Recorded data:
---
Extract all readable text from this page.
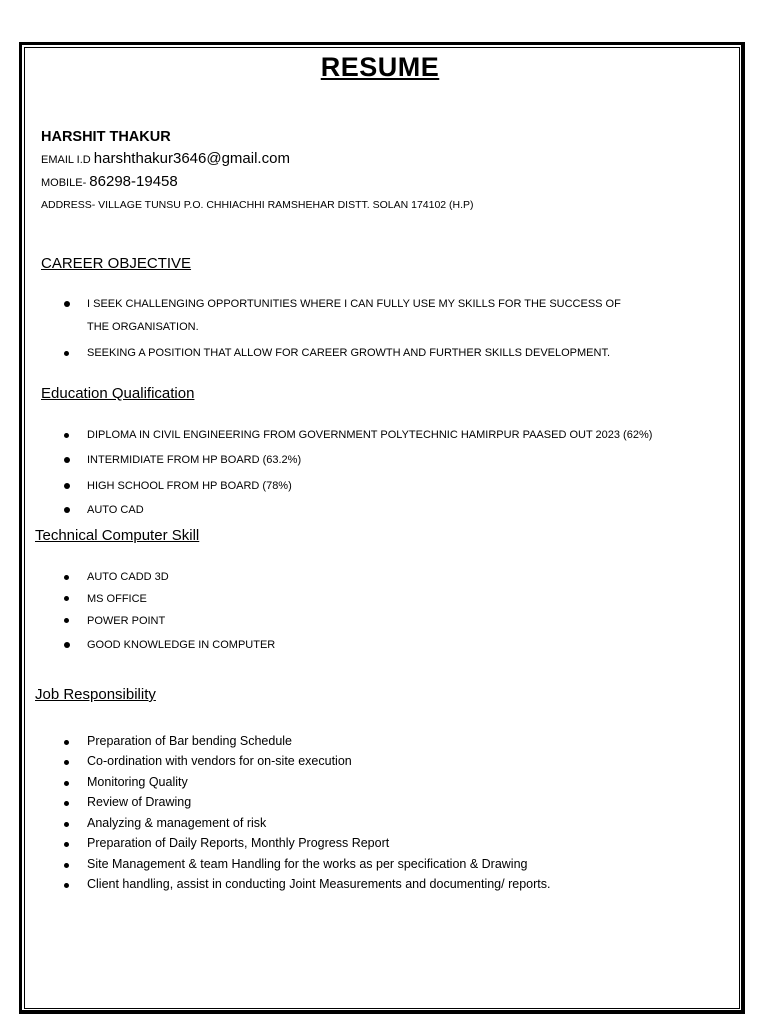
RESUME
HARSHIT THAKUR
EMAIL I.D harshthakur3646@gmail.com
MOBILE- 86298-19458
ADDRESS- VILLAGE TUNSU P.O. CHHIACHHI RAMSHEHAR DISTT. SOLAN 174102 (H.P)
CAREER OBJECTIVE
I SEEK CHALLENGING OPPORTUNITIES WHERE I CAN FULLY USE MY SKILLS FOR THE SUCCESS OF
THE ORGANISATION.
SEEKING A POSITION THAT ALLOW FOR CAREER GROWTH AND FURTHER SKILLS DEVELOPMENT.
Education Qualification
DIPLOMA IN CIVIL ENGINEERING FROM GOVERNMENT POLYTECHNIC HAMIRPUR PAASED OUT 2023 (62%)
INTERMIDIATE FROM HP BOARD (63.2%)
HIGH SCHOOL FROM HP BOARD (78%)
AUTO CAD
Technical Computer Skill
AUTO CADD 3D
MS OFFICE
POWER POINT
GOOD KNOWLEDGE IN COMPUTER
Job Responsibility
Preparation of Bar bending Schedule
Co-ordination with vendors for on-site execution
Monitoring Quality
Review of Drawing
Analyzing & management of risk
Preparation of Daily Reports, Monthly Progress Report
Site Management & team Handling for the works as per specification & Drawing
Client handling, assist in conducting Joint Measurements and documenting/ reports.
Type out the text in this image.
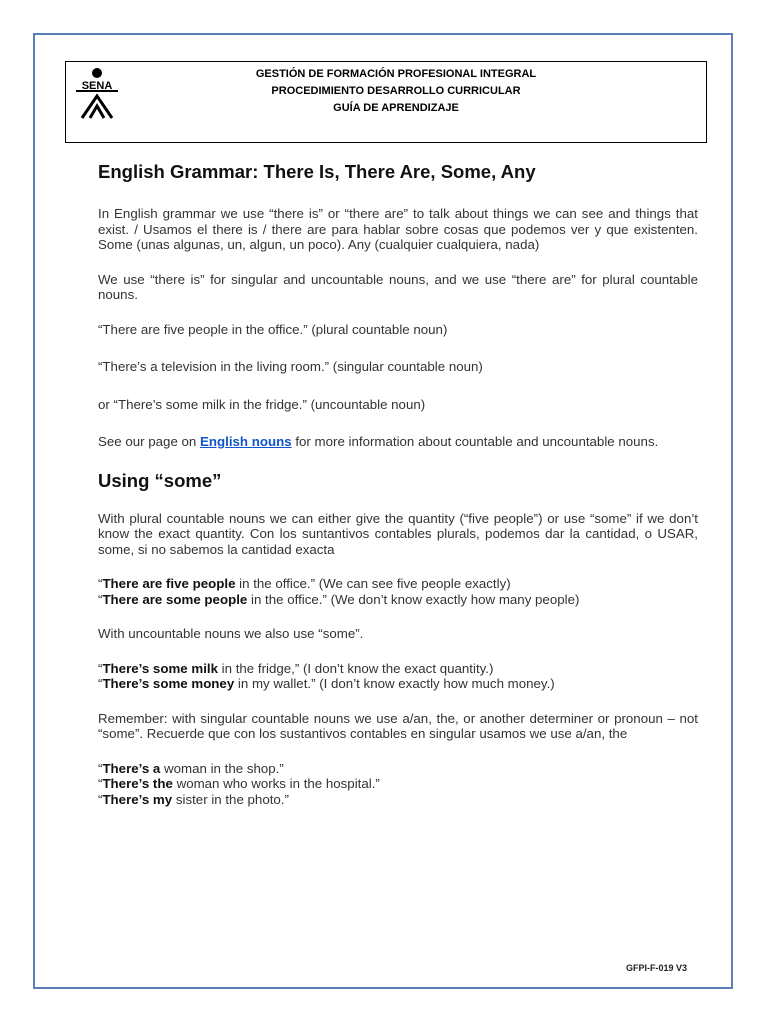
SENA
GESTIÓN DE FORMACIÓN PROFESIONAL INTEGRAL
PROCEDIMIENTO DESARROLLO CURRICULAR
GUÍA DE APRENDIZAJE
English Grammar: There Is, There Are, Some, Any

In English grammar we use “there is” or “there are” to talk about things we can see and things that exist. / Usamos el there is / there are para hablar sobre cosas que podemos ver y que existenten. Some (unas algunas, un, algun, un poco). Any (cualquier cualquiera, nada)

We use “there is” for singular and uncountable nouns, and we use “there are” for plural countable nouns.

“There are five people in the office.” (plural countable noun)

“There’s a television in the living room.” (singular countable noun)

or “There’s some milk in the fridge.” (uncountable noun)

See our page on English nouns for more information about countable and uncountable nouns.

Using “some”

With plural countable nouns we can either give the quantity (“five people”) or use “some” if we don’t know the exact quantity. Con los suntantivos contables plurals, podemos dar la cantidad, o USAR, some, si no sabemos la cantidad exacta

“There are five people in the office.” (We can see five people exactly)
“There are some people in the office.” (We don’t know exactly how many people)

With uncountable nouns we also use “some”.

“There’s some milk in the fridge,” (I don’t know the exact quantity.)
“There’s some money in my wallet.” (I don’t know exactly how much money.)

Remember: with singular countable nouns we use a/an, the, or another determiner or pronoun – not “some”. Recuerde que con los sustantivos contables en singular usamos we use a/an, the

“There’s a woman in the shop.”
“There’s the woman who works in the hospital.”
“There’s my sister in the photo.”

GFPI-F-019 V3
---
Copy each line of the records above that carries the word "this".

Extract all readable text from this page.
Type out the text in this image.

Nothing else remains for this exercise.